Lines containing the string "sesuatu" are to be counted; report only how many there are.

━━━ SOURCE RECORDS

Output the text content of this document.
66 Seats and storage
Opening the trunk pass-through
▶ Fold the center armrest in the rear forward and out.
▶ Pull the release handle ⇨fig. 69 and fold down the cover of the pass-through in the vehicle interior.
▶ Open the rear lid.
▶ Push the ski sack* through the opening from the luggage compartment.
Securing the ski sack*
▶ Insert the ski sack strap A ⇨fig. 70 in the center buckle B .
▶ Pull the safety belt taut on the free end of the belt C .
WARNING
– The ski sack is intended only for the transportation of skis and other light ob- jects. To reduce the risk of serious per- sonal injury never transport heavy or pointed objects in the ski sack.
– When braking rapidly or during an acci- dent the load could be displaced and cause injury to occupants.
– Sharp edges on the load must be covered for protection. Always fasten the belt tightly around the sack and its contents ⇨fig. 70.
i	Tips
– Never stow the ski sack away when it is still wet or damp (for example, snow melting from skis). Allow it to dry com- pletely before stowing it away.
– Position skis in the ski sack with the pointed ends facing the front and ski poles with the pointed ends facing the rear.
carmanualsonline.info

━━━━━━
━━━ SOURCE RECORDS

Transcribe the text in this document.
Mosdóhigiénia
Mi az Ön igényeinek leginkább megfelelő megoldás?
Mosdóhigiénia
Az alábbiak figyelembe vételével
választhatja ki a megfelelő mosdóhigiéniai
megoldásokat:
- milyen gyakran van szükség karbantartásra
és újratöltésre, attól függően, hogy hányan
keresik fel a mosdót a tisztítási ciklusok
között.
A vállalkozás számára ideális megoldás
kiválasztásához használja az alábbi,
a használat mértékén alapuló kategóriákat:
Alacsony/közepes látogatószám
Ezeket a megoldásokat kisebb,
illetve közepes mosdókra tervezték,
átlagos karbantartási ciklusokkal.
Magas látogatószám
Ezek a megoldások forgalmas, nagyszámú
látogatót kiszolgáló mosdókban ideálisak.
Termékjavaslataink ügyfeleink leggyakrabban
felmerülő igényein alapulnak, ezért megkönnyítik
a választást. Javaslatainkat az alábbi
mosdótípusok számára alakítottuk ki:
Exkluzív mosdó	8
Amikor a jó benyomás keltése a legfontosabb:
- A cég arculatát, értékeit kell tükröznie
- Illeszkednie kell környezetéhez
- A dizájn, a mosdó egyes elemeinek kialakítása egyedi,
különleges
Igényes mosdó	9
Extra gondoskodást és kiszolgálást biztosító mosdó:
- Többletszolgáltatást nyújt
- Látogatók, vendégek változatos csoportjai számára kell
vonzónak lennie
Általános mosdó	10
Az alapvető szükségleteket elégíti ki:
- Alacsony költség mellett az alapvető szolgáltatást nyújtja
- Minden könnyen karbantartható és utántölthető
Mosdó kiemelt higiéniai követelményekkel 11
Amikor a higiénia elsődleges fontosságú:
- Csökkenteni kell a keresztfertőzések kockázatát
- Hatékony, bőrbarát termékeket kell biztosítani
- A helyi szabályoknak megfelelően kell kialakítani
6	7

━━━━━━
━━━ SOURCE RECORDS

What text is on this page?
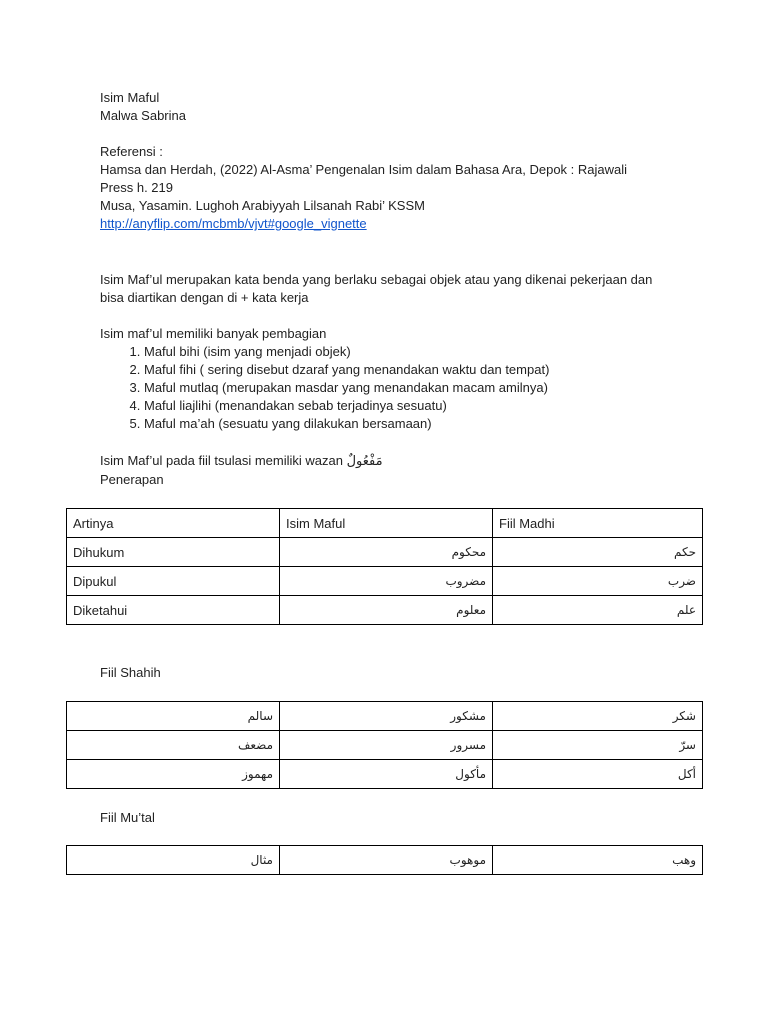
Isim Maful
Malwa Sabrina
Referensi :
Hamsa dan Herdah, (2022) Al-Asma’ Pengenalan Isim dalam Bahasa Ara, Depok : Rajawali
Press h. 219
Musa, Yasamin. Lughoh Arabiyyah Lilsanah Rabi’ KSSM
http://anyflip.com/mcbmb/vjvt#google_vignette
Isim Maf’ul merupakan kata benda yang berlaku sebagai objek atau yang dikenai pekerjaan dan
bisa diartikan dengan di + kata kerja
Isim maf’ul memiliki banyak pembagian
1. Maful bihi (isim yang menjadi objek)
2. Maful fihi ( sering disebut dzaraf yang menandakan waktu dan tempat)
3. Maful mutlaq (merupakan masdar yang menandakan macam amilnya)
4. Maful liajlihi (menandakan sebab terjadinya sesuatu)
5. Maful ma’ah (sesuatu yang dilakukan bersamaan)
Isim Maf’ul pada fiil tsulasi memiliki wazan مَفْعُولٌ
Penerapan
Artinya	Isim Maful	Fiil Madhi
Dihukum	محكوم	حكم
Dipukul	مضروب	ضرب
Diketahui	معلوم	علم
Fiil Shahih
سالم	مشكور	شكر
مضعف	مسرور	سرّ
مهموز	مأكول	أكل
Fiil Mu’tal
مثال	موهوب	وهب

━━━━━━

SOLVED EXERCISE ::
2